PROBLEM REQUIREMENTS = Print the entries below in their entirety, exactly as they are written.

>> start INPUT FOR THIS TASK

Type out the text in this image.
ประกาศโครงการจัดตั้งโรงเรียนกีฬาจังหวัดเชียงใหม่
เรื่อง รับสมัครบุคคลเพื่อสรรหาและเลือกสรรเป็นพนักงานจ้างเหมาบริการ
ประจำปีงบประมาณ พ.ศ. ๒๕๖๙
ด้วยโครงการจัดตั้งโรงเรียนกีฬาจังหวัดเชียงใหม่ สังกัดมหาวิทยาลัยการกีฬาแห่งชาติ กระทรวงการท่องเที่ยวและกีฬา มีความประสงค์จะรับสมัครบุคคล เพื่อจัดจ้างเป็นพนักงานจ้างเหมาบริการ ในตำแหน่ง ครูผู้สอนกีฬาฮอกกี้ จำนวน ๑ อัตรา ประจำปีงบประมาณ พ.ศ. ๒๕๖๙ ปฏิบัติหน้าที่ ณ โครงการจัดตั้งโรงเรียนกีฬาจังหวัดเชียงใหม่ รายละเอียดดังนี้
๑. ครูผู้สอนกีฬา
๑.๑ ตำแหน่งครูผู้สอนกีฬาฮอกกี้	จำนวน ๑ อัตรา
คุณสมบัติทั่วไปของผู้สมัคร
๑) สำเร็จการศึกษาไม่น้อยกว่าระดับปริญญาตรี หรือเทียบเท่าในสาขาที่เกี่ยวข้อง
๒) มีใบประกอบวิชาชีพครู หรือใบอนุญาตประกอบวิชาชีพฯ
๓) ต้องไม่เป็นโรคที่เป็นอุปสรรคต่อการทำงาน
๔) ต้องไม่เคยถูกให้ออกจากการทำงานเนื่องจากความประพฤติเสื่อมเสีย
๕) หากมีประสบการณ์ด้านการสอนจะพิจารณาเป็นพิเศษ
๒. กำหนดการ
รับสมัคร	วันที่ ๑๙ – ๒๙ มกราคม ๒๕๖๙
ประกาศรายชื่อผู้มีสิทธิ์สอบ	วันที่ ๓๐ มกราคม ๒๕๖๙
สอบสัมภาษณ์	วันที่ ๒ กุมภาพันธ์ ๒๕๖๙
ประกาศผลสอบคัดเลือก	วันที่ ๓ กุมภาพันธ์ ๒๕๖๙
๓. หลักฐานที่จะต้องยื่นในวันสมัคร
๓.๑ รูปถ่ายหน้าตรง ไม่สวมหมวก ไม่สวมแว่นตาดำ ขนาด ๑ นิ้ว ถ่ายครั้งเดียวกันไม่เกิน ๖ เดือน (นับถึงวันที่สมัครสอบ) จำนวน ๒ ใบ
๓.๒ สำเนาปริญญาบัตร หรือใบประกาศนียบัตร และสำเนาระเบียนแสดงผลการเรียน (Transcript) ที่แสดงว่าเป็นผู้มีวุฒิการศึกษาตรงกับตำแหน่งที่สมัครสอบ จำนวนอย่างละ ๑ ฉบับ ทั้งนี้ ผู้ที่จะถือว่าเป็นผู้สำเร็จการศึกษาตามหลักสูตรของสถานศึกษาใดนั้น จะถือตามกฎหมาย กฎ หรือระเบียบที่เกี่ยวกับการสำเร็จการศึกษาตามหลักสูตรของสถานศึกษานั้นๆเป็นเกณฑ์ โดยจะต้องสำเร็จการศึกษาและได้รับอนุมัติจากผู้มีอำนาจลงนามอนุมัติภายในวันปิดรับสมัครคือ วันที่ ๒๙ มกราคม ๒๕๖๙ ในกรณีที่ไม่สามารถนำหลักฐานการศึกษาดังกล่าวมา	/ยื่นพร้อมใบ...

>> end INPUT FOR THIS TASK

TASK RESPONSE =
Type out the text in this image.
ประกาศโครงการจัดตั้งโรงเรียนกีฬาจังหวัดเชียงใหม่
เรื่อง รับสมัครบุคคลเพื่อสรรหาและเลือกสรรเป็นพนักงานจ้างเหมาบริการ
ประจำปีงบประมาณ พ.ศ. ๒๕๖๙
ด้วยโครงการจัดตั้งโรงเรียนกีฬาจังหวัดเชียงใหม่ สังกัดมหาวิทยาลัยการกีฬาแห่งชาติ กระทรวงการท่องเที่ยวและกีฬา มีความประสงค์จะรับสมัครบุคคล เพื่อจัดจ้างเป็นพนักงานจ้างเหมาบริการ ในตำแหน่ง ครูผู้สอนกีฬาฮอกกี้ จำนวน ๑ อัตรา ประจำปีงบประมาณ พ.ศ. ๒๕๖๙ ปฏิบัติหน้าที่ ณ โครงการจัดตั้งโรงเรียนกีฬาจังหวัดเชียงใหม่ รายละเอียดดังนี้
๑. ครูผู้สอนกีฬา
๑.๑ ตำแหน่งครูผู้สอนกีฬาฮอกกี้	จำนวน ๑ อัตรา
คุณสมบัติทั่วไปของผู้สมัคร
๑) สำเร็จการศึกษาไม่น้อยกว่าระดับปริญญาตรี หรือเทียบเท่าในสาขาที่เกี่ยวข้อง
๒) มีใบประกอบวิชาชีพครู หรือใบอนุญาตประกอบวิชาชีพฯ
๓) ต้องไม่เป็นโรคที่เป็นอุปสรรคต่อการทำงาน
๔) ต้องไม่เคยถูกให้ออกจากการทำงานเนื่องจากความประพฤติเสื่อมเสีย
๕) หากมีประสบการณ์ด้านการสอนจะพิจารณาเป็นพิเศษ
๒. กำหนดการ
รับสมัคร	วันที่ ๑๙ – ๒๙ มกราคม ๒๕๖๙
ประกาศรายชื่อผู้มีสิทธิ์สอบ	วันที่ ๓๐ มกราคม ๒๕๖๙
สอบสัมภาษณ์	วันที่ ๒ กุมภาพันธ์ ๒๕๖๙
ประกาศผลสอบคัดเลือก	วันที่ ๓ กุมภาพันธ์ ๒๕๖๙
๓. หลักฐานที่จะต้องยื่นในวันสมัคร
๓.๑ รูปถ่ายหน้าตรง ไม่สวมหมวก ไม่สวมแว่นตาดำ ขนาด ๑ นิ้ว ถ่ายครั้งเดียวกันไม่เกิน ๖ เดือน (นับถึงวันที่สมัครสอบ) จำนวน ๒ ใบ
๓.๒ สำเนาปริญญาบัตร หรือใบประกาศนียบัตร และสำเนาระเบียนแสดงผลการเรียน (Transcript) ที่แสดงว่าเป็นผู้มีวุฒิการศึกษาตรงกับตำแหน่งที่สมัครสอบ จำนวนอย่างละ ๑ ฉบับ ทั้งนี้ ผู้ที่จะถือว่าเป็นผู้สำเร็จการศึกษาตามหลักสูตรของสถานศึกษาใดนั้น จะถือตามกฎหมาย กฎ หรือระเบียบที่เกี่ยวกับการสำเร็จการศึกษาตามหลักสูตรของสถานศึกษานั้นๆเป็นเกณฑ์ โดยจะต้องสำเร็จการศึกษาและได้รับอนุมัติจากผู้มีอำนาจลงนามอนุมัติภายในวันปิดรับสมัครคือ วันที่ ๒๙ มกราคม ๒๕๖๙ ในกรณีที่ไม่สามารถนำหลักฐานการศึกษาดังกล่าวมา	/ยื่นพร้อมใบ...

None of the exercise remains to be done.